● **Task to carry out**
Reproduce every line of the listing as written, apart from the pictures.

● **Provided records**
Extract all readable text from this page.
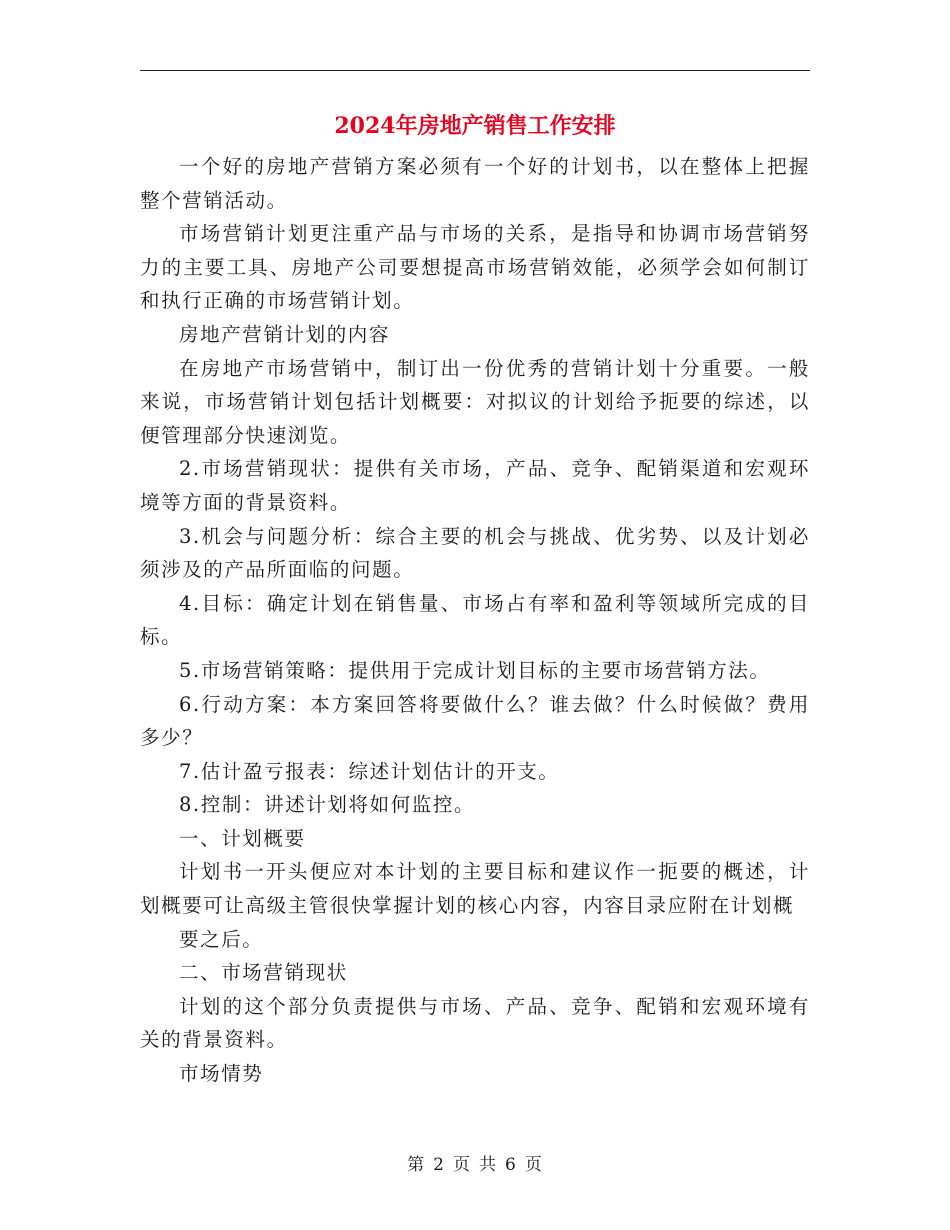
2024年房地产销售工作安排

一个好的房地产营销方案必须有一个好的计划书，以在整体上把握整个营销活动。

市场营销计划更注重产品与市场的关系，是指导和协调市场营销努力的主要工具、房地产公司要想提高市场营销效能，必须学会如何制订和执行正确的市场营销计划。

房地产营销计划的内容

在房地产市场营销中，制订出一份优秀的营销计划十分重要。一般来说，市场营销计划包括计划概要：对拟议的计划给予扼要的综述，以便管理部分快速浏览。

2.市场营销现状：提供有关市场，产品、竞争、配销渠道和宏观环境等方面的背景资料。

3.机会与问题分析：综合主要的机会与挑战、优劣势、以及计划必须涉及的产品所面临的问题。

4.目标：确定计划在销售量、市场占有率和盈利等领域所完成的目标。

5.市场营销策略：提供用于完成计划目标的主要市场营销方法。

6.行动方案：本方案回答将要做什么？谁去做？什么时候做？费用多少？

7.估计盈亏报表：综述计划估计的开支。

8.控制：讲述计划将如何监控。

一、计划概要

计划书一开头便应对本计划的主要目标和建议作一扼要的概述，计划概要可让高级主管很快掌握计划的核心内容，内容目录应附在计划概

要之后。

二、市场营销现状

计划的这个部分负责提供与市场、产品、竞争、配销和宏观环境有关的背景资料。

市场情势

第 2 页 共 6 页
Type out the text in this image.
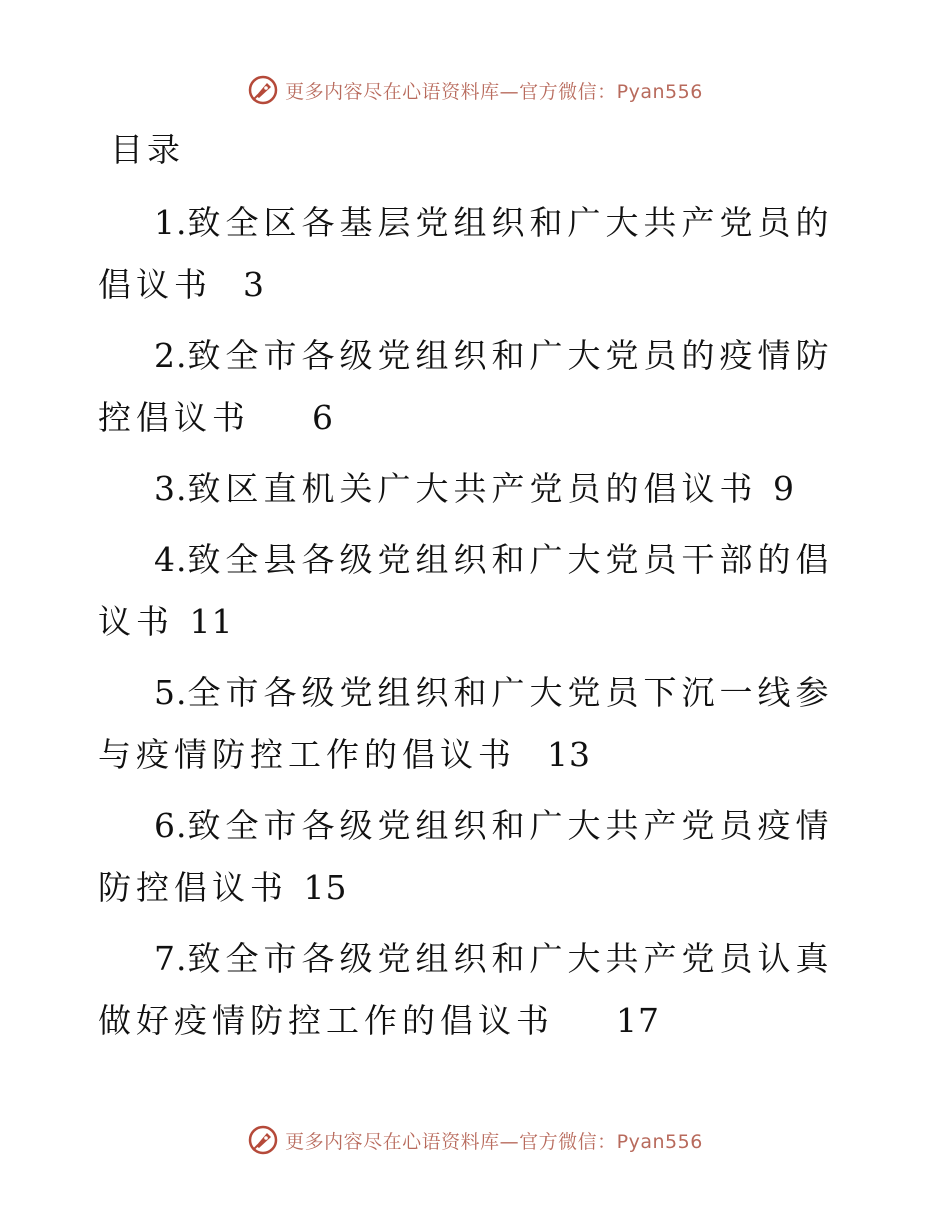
更多内容尽在心语资料库—官方微信：Pyan556
目录

1.致全区各基层党组织和广大共产党员的倡议书 3

2.致全市各级党组织和广大党员的疫情防控倡议书 6

3.致区直机关广大共产党员的倡议书 9

4.致全县各级党组织和广大党员干部的倡议书 11

5.全市各级党组织和广大党员下沉一线参与疫情防控工作的倡议书 13

6.致全市各级党组织和广大共产党员疫情防控倡议书 15

7.致全市各级党组织和广大共产党员认真做好疫情防控工作的倡议书 17

更多内容尽在心语资料库—官方微信：Pyan556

● **The solution**
Extract all readable text from this page.
2024年房地产销售工作安排

一个好的房地产营销方案必须有一个好的计划书，以在整体上把握整个营销活动。

市场营销计划更注重产品与市场的关系，是指导和协调市场营销努力的主要工具、房地产公司要想提高市场营销效能，必须学会如何制订和执行正确的市场营销计划。

房地产营销计划的内容

在房地产市场营销中，制订出一份优秀的营销计划十分重要。一般来说，市场营销计划包括计划概要：对拟议的计划给予扼要的综述，以便管理部分快速浏览。

2.市场营销现状：提供有关市场，产品、竞争、配销渠道和宏观环境等方面的背景资料。

3.机会与问题分析：综合主要的机会与挑战、优劣势、以及计划必须涉及的产品所面临的问题。

4.目标：确定计划在销售量、市场占有率和盈利等领域所完成的目标。

5.市场营销策略：提供用于完成计划目标的主要市场营销方法。

6.行动方案：本方案回答将要做什么？谁去做？什么时候做？费用多少？

7.估计盈亏报表：综述计划估计的开支。

8.控制：讲述计划将如何监控。

一、计划概要

计划书一开头便应对本计划的主要目标和建议作一扼要的概述，计划概要可让高级主管很快掌握计划的核心内容，内容目录应附在计划概

要之后。

二、市场营销现状

计划的这个部分负责提供与市场、产品、竞争、配销和宏观环境有关的背景资料。

市场情势

第 2 页 共 6 页
Type out the text in this image.
更多内容尽在心语资料库—官方微信：Pyan556
目录

1.致全区各基层党组织和广大共产党员的倡议书 3

2.致全市各级党组织和广大党员的疫情防控倡议书 6

3.致区直机关广大共产党员的倡议书 9

4.致全县各级党组织和广大党员干部的倡议书 11

5.全市各级党组织和广大党员下沉一线参与疫情防控工作的倡议书 13

6.致全市各级党组织和广大共产党员疫情防控倡议书 15

7.致全市各级党组织和广大共产党员认真做好疫情防控工作的倡议书 17

更多内容尽在心语资料库—官方微信：Pyan556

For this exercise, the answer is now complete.